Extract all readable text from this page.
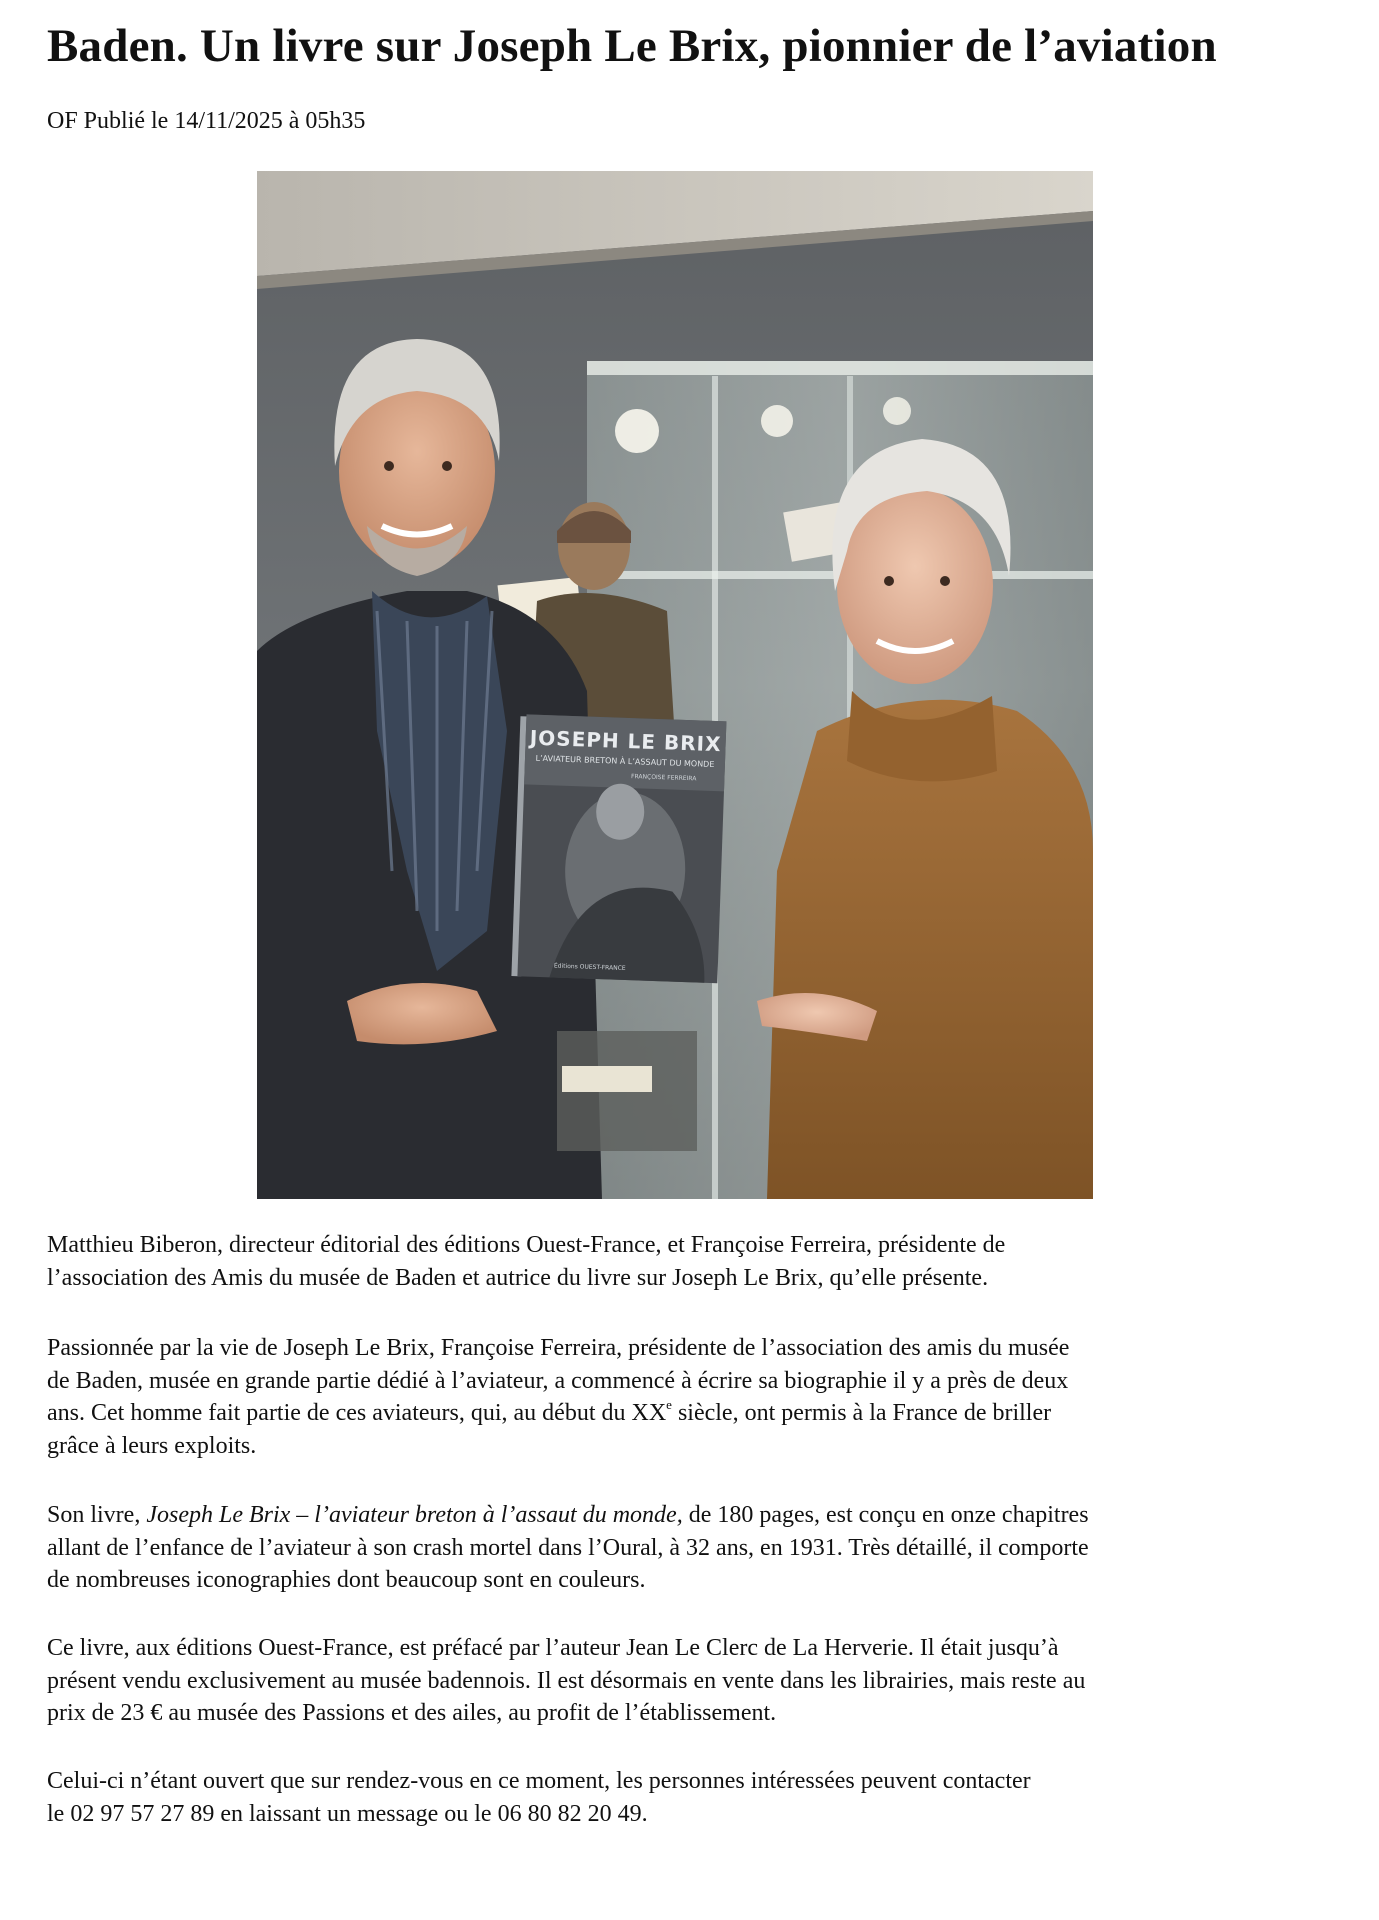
Baden. Un livre sur Joseph Le Brix, pionnier de l’aviation
OF Publié le 14/11/2025 à 05h35
JOSEPH LE BRIX
L’AVIATEUR BRETON À L’ASSAUT DU MONDE
FRANÇOISE FERREIRA
Éditions OUEST-FRANCE

Matthieu Biberon, directeur éditorial des éditions Ouest-France, et Françoise Ferreira, présidente de
l’association des Amis du musée de Baden et autrice du livre sur Joseph Le Brix, qu’elle présente.

Passionnée par la vie de Joseph Le Brix, Françoise Ferreira, présidente de l’association des amis du musée
de Baden, musée en grande partie dédié à l’aviateur, a commencé à écrire sa biographie il y a près de deux
ans. Cet homme fait partie de ces aviateurs, qui, au début du XXe siècle, ont permis à la France de briller
grâce à leurs exploits.

Son livre, Joseph Le Brix – l’aviateur breton à l’assaut du monde, de 180 pages, est conçu en onze chapitres
allant de l’enfance de l’aviateur à son crash mortel dans l’Oural, à 32 ans, en 1931. Très détaillé, il comporte
de nombreuses iconographies dont beaucoup sont en couleurs.

Ce livre, aux éditions Ouest-France, est préfacé par l’auteur Jean Le Clerc de La Herverie. Il était jusqu’à
présent vendu exclusivement au musée badennois. Il est désormais en vente dans les librairies, mais reste au
prix de 23 € au musée des Passions et des ailes, au profit de l’établissement.

Celui-ci n’étant ouvert que sur rendez-vous en ce moment, les personnes intéressées peuvent contacter
le 02 97 57 27 89 en laissant un message ou le 06 80 82 20 49.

* **DIRECTIONS FOR THIS TASK**: Pictures stay out; reproduce every line of the records exactly.

* **THE REPLY**:
Extract all readable text from this page.
Baden. Un livre sur Joseph Le Brix, pionnier de l’aviation
OF Publié le 14/11/2025 à 05h35
JOSEPH LE BRIX
L’AVIATEUR BRETON À L’ASSAUT DU MONDE
FRANÇOISE FERREIRA
Éditions OUEST-FRANCE

Matthieu Biberon, directeur éditorial des éditions Ouest-France, et Françoise Ferreira, présidente de
l’association des Amis du musée de Baden et autrice du livre sur Joseph Le Brix, qu’elle présente.

Passionnée par la vie de Joseph Le Brix, Françoise Ferreira, présidente de l’association des amis du musée
de Baden, musée en grande partie dédié à l’aviateur, a commencé à écrire sa biographie il y a près de deux
ans. Cet homme fait partie de ces aviateurs, qui, au début du XXe siècle, ont permis à la France de briller
grâce à leurs exploits.

Son livre, Joseph Le Brix – l’aviateur breton à l’assaut du monde, de 180 pages, est conçu en onze chapitres
allant de l’enfance de l’aviateur à son crash mortel dans l’Oural, à 32 ans, en 1931. Très détaillé, il comporte
de nombreuses iconographies dont beaucoup sont en couleurs.

Ce livre, aux éditions Ouest-France, est préfacé par l’auteur Jean Le Clerc de La Herverie. Il était jusqu’à
présent vendu exclusivement au musée badennois. Il est désormais en vente dans les librairies, mais reste au
prix de 23 € au musée des Passions et des ailes, au profit de l’établissement.

Celui-ci n’étant ouvert que sur rendez-vous en ce moment, les personnes intéressées peuvent contacter
le 02 97 57 27 89 en laissant un message ou le 06 80 82 20 49.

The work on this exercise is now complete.